▶ What the task requires: Reproduce every entry in the listing without alteration.

--- Begin Data rows ---

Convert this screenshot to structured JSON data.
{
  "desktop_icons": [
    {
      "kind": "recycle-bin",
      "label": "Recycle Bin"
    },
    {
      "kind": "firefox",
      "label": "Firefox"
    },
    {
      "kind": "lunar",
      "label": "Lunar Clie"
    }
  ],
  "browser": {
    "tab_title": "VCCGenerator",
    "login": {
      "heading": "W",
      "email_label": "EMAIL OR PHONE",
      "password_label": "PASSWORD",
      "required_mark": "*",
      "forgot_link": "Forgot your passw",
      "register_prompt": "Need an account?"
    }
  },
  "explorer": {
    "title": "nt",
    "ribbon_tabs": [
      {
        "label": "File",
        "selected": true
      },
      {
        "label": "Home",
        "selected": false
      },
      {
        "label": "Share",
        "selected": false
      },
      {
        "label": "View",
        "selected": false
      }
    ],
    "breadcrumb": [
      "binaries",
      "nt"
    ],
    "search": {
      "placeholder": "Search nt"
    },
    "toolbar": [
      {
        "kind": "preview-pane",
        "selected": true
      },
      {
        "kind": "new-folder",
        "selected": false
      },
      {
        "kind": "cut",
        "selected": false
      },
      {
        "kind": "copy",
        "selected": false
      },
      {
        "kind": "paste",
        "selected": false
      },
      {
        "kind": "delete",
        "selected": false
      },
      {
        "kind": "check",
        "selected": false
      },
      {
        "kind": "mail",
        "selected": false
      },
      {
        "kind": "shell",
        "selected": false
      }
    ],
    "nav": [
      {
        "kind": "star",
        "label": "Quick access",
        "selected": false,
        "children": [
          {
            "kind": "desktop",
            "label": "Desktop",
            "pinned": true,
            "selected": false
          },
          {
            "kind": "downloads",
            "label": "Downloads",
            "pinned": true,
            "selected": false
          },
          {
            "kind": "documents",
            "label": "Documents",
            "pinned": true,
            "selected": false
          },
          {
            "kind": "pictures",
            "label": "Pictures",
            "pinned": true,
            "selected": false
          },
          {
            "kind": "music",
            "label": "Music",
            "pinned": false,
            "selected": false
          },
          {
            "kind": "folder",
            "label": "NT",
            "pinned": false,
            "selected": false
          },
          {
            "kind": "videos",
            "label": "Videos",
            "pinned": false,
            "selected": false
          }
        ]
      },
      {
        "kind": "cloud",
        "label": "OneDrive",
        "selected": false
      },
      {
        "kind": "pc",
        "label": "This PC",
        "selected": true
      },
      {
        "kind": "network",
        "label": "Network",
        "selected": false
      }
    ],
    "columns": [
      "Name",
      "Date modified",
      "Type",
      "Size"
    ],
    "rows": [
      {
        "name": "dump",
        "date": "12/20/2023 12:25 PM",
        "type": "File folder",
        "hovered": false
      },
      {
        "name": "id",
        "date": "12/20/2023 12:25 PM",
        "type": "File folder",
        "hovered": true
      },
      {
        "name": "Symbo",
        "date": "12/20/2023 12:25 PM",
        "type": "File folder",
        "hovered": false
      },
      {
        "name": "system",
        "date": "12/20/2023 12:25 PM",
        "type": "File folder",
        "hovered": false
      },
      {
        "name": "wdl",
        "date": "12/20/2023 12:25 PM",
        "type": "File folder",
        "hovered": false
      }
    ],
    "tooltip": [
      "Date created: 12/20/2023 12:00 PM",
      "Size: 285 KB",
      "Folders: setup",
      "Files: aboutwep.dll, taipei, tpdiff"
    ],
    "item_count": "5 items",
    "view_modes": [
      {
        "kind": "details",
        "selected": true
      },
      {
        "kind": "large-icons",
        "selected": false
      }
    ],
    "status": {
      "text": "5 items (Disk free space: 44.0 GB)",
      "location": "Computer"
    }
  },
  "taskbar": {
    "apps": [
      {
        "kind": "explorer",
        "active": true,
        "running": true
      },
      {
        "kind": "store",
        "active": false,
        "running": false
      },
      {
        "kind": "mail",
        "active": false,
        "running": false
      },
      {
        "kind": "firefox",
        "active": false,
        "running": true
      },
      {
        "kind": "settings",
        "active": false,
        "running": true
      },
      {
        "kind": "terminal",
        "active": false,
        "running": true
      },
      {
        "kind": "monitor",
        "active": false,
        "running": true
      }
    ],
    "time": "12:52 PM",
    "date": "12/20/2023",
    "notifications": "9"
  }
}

--- End Data rows ---

▶ Answer in full:
Convert this screenshot to structured JSON data.
{
  "desktop_icons": [
    {
      "kind": "recycle-bin",
      "label": "Recycle Bin"
    },
    {
      "kind": "firefox",
      "label": "Firefox"
    },
    {
      "kind": "lunar",
      "label": "Lunar Clie"
    }
  ],
  "browser": {
    "tab_title": "VCCGenerator",
    "login": {
      "heading": "W",
      "email_label": "EMAIL OR PHONE",
      "password_label": "PASSWORD",
      "required_mark": "*",
      "forgot_link": "Forgot your passw",
      "register_prompt": "Need an account?"
    }
  },
  "explorer": {
    "title": "nt",
    "ribbon_tabs": [
      {
        "label": "File",
        "selected": true
      },
      {
        "label": "Home",
        "selected": false
      },
      {
        "label": "Share",
        "selected": false
      },
      {
        "label": "View",
        "selected": false
      }
    ],
    "breadcrumb": [
      "binaries",
      "nt"
    ],
    "search": {
      "placeholder": "Search nt"
    },
    "toolbar": [
      {
        "kind": "preview-pane",
        "selected": true
      },
      {
        "kind": "new-folder",
        "selected": false
      },
      {
        "kind": "cut",
        "selected": false
      },
      {
        "kind": "copy",
        "selected": false
      },
      {
        "kind": "paste",
        "selected": false
      },
      {
        "kind": "delete",
        "selected": false
      },
      {
        "kind": "check",
        "selected": false
      },
      {
        "kind": "mail",
        "selected": false
      },
      {
        "kind": "shell",
        "selected": false
      }
    ],
    "nav": [
      {
        "kind": "star",
        "label": "Quick access",
        "selected": false,
        "children": [
          {
            "kind": "desktop",
            "label": "Desktop",
            "pinned": true,
            "selected": false
          },
          {
            "kind": "downloads",
            "label": "Downloads",
            "pinned": true,
            "selected": false
          },
          {
            "kind": "documents",
            "label": "Documents",
            "pinned": true,
            "selected": false
          },
          {
            "kind": "pictures",
            "label": "Pictures",
            "pinned": true,
            "selected": false
          },
          {
            "kind": "music",
            "label": "Music",
            "pinned": false,
            "selected": false
          },
          {
            "kind": "folder",
            "label": "NT",
            "pinned": false,
            "selected": false
          },
          {
            "kind": "videos",
            "label": "Videos",
            "pinned": false,
            "selected": false
          }
        ]
      },
      {
        "kind": "cloud",
        "label": "OneDrive",
        "selected": false
      },
      {
        "kind": "pc",
        "label": "This PC",
        "selected": true
      },
      {
        "kind": "network",
        "label": "Network",
        "selected": false
      }
    ],
    "columns": [
      "Name",
      "Date modified",
      "Type",
      "Size"
    ],
    "rows": [
      {
        "name": "dump",
        "date": "12/20/2023 12:25 PM",
        "type": "File folder",
        "hovered": false
      },
      {
        "name": "id",
        "date": "12/20/2023 12:25 PM",
        "type": "File folder",
        "hovered": true
      },
      {
        "name": "Symbo",
        "date": "12/20/2023 12:25 PM",
        "type": "File folder",
        "hovered": false
      },
      {
        "name": "system",
        "date": "12/20/2023 12:25 PM",
        "type": "File folder",
        "hovered": false
      },
      {
        "name": "wdl",
        "date": "12/20/2023 12:25 PM",
        "type": "File folder",
        "hovered": false
      }
    ],
    "tooltip": [
      "Date created: 12/20/2023 12:00 PM",
      "Size: 285 KB",
      "Folders: setup",
      "Files: aboutwep.dll, taipei, tpdiff"
    ],
    "item_count": "5 items",
    "view_modes": [
      {
        "kind": "details",
        "selected": true
      },
      {
        "kind": "large-icons",
        "selected": false
      }
    ],
    "status": {
      "text": "5 items (Disk free space: 44.0 GB)",
      "location": "Computer"
    }
  },
  "taskbar": {
    "apps": [
      {
        "kind": "explorer",
        "active": true,
        "running": true
      },
      {
        "kind": "store",
        "active": false,
        "running": false
      },
      {
        "kind": "mail",
        "active": false,
        "running": false
      },
      {
        "kind": "firefox",
        "active": false,
        "running": true
      },
      {
        "kind": "settings",
        "active": false,
        "running": true
      },
      {
        "kind": "terminal",
        "active": false,
        "running": true
      },
      {
        "kind": "monitor",
        "active": false,
        "running": true
      }
    ],
    "time": "12:52 PM",
    "date": "12/20/2023",
    "notifications": "9"
  }
}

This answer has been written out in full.